Extracted data entries:
***

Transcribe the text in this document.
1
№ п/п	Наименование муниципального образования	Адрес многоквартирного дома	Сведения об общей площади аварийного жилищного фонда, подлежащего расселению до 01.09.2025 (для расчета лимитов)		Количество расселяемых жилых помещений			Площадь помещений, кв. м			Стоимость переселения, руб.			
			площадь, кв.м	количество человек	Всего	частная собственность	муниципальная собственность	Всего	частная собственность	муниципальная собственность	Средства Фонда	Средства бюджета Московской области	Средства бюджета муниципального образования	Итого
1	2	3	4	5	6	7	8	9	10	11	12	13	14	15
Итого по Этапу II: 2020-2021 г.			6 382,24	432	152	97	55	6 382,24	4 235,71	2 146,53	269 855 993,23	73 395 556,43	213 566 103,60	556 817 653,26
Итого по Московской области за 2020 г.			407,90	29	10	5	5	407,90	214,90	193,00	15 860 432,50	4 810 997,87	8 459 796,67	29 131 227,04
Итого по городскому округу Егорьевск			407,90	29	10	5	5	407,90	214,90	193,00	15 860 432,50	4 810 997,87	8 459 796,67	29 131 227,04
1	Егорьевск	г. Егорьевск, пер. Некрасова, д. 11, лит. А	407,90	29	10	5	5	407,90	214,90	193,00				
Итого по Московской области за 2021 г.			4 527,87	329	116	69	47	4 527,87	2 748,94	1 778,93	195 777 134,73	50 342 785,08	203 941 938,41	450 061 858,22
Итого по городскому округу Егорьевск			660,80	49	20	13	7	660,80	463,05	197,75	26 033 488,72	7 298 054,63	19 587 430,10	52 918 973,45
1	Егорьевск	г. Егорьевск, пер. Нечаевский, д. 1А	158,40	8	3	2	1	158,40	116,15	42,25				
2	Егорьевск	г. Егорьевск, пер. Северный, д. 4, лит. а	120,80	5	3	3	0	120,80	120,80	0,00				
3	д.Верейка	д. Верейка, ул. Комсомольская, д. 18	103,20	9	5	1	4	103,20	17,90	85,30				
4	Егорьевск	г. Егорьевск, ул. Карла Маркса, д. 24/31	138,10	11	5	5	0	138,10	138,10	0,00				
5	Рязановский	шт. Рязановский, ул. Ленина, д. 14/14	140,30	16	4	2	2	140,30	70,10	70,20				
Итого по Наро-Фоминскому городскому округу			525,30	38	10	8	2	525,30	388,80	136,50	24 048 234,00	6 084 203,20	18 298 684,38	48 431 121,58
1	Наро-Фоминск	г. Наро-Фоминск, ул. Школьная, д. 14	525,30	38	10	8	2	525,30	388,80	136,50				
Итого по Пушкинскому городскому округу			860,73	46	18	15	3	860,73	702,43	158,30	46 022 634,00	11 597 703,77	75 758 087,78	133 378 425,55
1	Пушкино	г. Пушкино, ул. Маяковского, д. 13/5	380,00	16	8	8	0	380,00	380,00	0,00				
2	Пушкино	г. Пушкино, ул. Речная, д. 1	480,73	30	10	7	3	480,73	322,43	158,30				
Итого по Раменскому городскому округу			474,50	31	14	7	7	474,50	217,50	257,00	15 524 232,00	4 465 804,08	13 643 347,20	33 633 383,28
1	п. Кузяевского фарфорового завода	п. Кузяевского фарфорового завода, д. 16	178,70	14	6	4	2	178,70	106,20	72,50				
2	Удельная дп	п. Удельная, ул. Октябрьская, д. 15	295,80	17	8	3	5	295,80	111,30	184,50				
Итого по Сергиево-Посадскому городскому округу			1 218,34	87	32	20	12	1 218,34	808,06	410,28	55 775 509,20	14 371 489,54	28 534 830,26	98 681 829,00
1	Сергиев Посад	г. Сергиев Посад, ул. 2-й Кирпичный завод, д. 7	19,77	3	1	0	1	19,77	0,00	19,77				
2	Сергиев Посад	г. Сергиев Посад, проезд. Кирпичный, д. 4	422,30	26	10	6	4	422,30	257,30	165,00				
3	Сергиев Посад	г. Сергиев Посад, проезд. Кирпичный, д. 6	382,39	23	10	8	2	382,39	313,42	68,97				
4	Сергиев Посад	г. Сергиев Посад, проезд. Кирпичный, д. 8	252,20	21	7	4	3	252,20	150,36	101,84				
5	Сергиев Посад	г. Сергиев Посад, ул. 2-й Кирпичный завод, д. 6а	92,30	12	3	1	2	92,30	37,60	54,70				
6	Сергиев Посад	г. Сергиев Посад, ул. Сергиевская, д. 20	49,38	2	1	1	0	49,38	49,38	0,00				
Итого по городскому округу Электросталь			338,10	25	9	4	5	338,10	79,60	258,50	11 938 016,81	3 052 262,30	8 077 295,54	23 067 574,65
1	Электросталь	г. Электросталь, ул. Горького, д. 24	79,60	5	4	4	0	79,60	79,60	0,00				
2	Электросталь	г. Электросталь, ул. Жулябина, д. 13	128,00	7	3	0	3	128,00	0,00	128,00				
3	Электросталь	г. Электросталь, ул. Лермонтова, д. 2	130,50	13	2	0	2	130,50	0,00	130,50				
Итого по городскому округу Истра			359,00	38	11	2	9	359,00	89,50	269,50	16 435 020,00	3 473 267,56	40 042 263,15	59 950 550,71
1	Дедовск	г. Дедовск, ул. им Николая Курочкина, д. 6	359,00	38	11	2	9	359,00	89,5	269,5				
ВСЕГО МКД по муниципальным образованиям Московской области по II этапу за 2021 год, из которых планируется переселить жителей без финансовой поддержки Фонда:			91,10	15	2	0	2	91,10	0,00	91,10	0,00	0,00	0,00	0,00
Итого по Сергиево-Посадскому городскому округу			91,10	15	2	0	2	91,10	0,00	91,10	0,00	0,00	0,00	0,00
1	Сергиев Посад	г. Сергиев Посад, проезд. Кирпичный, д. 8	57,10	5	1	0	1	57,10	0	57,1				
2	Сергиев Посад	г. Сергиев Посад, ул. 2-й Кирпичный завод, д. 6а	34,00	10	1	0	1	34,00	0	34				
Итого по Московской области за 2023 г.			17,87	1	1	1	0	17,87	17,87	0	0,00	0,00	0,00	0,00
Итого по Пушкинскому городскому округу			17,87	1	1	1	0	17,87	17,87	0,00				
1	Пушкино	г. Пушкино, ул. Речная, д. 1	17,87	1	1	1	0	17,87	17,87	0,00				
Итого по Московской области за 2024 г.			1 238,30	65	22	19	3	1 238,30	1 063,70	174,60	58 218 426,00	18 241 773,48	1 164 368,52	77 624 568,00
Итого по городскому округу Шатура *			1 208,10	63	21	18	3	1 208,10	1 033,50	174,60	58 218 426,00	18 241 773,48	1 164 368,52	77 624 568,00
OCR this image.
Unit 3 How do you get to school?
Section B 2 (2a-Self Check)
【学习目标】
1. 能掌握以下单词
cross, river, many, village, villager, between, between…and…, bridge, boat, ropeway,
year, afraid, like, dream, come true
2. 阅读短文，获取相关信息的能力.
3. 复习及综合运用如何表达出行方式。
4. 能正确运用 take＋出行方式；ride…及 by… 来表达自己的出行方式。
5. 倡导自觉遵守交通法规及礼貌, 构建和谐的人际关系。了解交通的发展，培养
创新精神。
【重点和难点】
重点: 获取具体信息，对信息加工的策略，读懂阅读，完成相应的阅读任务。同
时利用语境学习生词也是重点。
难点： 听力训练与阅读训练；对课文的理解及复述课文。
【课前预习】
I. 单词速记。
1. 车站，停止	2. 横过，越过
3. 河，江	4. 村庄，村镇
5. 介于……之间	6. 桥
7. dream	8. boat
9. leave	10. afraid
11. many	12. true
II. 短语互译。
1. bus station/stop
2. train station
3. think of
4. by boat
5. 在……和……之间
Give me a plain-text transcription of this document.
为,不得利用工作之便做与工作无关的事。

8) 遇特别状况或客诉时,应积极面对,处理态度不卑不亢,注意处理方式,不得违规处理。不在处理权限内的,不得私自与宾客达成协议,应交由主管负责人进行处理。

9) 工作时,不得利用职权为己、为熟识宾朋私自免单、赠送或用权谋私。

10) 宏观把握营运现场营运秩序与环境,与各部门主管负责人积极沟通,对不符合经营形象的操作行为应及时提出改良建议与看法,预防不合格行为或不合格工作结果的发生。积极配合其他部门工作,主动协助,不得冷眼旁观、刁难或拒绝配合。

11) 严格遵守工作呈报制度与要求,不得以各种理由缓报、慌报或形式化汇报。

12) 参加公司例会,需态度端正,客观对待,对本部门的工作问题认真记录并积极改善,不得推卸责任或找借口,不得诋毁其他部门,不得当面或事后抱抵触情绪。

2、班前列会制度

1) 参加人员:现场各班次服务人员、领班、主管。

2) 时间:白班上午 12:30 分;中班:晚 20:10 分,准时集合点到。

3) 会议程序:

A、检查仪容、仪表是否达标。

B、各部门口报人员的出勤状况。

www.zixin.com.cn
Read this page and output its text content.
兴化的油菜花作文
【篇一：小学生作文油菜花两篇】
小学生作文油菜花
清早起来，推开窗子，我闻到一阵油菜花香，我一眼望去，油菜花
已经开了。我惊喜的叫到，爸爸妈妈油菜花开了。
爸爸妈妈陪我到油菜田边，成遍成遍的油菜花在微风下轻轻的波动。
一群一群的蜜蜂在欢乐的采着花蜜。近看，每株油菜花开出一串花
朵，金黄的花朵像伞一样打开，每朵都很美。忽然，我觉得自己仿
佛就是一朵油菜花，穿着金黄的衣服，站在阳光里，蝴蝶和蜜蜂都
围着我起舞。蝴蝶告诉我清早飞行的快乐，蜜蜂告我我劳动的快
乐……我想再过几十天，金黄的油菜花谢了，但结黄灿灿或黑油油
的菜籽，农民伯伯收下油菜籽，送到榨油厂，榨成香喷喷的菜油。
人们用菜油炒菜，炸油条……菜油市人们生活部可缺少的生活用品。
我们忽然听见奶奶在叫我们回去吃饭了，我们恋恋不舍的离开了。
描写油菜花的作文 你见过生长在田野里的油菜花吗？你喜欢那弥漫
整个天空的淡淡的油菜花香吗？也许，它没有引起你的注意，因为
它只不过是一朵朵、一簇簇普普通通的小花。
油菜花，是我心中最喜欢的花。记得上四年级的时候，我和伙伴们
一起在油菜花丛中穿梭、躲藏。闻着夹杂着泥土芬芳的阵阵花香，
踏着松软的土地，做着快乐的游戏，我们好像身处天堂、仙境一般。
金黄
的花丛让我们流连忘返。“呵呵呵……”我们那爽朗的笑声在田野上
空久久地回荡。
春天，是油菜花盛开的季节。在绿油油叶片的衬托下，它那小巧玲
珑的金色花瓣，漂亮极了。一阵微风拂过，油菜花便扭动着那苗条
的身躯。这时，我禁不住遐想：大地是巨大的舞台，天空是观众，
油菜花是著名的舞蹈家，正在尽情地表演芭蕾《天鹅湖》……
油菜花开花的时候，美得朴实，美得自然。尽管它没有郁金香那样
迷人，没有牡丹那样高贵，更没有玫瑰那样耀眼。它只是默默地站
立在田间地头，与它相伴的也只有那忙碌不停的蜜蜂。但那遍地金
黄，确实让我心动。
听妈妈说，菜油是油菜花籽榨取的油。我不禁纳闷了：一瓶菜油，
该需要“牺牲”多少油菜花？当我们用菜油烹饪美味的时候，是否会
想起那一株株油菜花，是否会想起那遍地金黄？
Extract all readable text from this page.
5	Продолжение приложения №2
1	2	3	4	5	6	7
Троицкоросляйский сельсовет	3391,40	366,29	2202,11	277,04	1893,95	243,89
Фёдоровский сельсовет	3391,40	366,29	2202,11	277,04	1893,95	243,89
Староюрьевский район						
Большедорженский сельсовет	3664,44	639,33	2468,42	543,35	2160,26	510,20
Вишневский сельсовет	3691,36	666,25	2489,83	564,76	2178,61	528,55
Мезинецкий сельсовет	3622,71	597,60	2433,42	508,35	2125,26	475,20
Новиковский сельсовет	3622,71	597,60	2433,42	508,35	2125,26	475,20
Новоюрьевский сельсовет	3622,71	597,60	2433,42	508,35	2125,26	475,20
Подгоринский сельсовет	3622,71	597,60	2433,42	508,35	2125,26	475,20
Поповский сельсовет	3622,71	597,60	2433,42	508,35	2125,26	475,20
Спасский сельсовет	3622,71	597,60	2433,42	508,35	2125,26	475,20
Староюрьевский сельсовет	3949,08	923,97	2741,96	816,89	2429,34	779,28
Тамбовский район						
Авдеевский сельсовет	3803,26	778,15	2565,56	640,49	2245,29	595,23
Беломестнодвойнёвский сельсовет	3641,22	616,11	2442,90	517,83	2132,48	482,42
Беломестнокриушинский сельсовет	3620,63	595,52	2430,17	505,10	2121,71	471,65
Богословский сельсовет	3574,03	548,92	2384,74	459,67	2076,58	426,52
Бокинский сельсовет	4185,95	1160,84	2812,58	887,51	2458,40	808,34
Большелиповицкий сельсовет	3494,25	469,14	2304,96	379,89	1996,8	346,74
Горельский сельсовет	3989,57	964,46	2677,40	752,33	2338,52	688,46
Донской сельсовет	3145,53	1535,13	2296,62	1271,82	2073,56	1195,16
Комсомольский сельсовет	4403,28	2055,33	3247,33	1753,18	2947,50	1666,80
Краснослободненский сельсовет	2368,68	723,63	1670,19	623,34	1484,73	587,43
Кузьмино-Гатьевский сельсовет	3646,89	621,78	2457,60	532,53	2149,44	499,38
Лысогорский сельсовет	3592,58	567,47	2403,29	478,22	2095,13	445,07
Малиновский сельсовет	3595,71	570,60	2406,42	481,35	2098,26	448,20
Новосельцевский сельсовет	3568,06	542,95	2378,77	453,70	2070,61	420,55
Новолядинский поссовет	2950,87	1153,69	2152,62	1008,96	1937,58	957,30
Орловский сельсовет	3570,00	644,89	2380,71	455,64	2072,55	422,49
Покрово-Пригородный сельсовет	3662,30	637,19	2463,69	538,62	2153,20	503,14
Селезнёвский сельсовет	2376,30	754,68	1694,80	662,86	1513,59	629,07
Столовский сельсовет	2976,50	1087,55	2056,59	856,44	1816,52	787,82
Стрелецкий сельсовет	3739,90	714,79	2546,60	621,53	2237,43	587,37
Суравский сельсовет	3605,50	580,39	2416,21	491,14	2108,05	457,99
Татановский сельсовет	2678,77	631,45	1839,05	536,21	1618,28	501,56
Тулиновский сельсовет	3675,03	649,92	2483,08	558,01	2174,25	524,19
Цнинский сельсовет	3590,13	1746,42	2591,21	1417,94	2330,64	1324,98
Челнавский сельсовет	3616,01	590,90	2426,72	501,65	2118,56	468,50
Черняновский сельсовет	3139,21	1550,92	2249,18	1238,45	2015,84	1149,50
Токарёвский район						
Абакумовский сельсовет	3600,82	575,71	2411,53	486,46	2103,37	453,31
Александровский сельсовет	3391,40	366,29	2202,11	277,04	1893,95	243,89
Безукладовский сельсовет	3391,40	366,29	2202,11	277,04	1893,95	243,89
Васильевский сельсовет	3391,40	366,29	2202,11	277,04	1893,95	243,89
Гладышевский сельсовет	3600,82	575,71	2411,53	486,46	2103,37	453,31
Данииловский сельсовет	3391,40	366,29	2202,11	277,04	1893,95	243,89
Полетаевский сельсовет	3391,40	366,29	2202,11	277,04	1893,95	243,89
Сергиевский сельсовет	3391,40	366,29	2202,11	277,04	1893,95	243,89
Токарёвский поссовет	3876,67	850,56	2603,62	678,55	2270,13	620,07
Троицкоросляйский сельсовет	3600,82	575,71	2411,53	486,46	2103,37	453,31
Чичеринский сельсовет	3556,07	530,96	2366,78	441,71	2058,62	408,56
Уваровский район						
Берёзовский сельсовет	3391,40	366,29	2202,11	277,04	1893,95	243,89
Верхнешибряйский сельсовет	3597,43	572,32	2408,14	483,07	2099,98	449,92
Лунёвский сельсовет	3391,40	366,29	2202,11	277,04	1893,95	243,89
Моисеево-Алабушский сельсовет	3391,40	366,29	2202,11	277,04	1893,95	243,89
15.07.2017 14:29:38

***

:: JOB ::
Output nothing but the number of lines in the data containing the string "text".

:: TASK ANSWER ::
4